▶ [Objective] Locate and copy all lines bearing the word "DRINK".

▶ [Items]
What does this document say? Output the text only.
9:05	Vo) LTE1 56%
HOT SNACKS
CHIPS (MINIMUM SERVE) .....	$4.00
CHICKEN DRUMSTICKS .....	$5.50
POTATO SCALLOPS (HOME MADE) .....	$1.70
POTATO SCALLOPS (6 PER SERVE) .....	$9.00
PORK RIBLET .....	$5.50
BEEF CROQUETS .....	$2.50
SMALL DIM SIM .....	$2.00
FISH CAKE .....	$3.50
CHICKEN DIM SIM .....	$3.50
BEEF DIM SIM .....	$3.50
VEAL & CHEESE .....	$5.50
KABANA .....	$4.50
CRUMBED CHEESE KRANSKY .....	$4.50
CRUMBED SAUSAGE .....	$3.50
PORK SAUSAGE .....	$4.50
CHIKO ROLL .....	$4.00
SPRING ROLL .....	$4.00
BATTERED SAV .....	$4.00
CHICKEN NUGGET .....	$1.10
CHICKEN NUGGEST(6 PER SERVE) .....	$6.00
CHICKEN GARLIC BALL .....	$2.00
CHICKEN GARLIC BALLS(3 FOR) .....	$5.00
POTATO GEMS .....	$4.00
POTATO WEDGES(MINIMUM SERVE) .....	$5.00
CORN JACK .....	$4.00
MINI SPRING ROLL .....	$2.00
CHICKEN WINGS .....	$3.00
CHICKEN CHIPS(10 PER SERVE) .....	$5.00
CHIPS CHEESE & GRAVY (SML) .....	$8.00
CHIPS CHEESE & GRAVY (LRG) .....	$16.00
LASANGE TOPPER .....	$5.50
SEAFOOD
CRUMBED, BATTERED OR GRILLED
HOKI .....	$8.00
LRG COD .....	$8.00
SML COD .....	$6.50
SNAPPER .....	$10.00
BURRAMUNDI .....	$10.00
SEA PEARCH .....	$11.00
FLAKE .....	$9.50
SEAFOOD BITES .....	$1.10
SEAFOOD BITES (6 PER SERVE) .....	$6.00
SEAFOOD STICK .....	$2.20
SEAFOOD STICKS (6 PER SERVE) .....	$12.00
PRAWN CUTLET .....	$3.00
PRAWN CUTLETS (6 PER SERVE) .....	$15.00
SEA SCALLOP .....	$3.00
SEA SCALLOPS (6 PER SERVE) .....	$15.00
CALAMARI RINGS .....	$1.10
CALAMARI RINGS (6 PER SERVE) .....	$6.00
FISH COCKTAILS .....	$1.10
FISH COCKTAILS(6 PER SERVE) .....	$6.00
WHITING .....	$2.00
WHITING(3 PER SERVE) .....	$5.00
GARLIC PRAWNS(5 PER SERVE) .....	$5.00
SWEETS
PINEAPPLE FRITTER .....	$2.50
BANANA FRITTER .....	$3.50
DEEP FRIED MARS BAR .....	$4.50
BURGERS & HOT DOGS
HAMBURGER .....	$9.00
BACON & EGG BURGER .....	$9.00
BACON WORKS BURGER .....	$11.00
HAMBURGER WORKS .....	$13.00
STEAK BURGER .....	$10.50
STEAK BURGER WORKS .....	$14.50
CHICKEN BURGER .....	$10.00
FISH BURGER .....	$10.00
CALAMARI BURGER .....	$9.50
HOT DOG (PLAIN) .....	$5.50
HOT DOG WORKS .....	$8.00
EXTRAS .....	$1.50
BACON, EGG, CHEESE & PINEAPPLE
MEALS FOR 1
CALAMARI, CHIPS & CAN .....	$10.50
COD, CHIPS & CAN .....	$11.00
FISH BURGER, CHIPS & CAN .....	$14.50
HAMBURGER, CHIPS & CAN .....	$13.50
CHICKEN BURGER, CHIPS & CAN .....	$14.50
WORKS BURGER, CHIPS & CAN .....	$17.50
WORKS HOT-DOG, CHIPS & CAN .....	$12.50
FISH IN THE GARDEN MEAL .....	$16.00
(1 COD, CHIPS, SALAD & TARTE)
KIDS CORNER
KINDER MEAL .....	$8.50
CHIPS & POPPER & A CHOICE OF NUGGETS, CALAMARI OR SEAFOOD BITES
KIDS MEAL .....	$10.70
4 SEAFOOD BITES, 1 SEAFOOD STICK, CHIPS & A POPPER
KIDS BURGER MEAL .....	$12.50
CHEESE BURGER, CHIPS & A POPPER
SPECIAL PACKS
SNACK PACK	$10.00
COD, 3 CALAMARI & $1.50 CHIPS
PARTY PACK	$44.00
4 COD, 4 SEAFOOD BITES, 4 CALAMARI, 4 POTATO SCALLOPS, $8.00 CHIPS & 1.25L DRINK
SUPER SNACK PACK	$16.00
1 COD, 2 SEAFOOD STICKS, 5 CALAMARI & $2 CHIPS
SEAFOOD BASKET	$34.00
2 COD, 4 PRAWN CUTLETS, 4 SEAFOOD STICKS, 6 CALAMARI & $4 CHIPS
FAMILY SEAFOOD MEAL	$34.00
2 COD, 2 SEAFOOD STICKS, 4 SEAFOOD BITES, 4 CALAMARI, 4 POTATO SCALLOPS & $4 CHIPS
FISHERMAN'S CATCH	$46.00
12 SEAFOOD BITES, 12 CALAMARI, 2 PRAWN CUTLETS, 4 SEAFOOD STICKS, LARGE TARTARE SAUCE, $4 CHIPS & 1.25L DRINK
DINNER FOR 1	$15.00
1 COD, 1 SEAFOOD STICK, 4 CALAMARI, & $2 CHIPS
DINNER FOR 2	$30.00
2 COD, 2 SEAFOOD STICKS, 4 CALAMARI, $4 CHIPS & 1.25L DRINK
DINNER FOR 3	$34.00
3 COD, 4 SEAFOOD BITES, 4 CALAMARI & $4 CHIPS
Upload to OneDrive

▶ [Response below]
4 COD, 4 SEAFOOD BITES, 4 CALAMARI, 4 POTATO SCALLOPS, $8.00 CHIPS & 1.25L DRINK
12 SEAFOOD BITES, 12 CALAMARI, 2 PRAWN CUTLETS, 4 SEAFOOD STICKS, LARGE TARTARE SAUCE, $4 CHIPS & 1.25L DRINK
2 COD, 2 SEAFOOD STICKS, 4 CALAMARI, $4 CHIPS & 1.25L DRINK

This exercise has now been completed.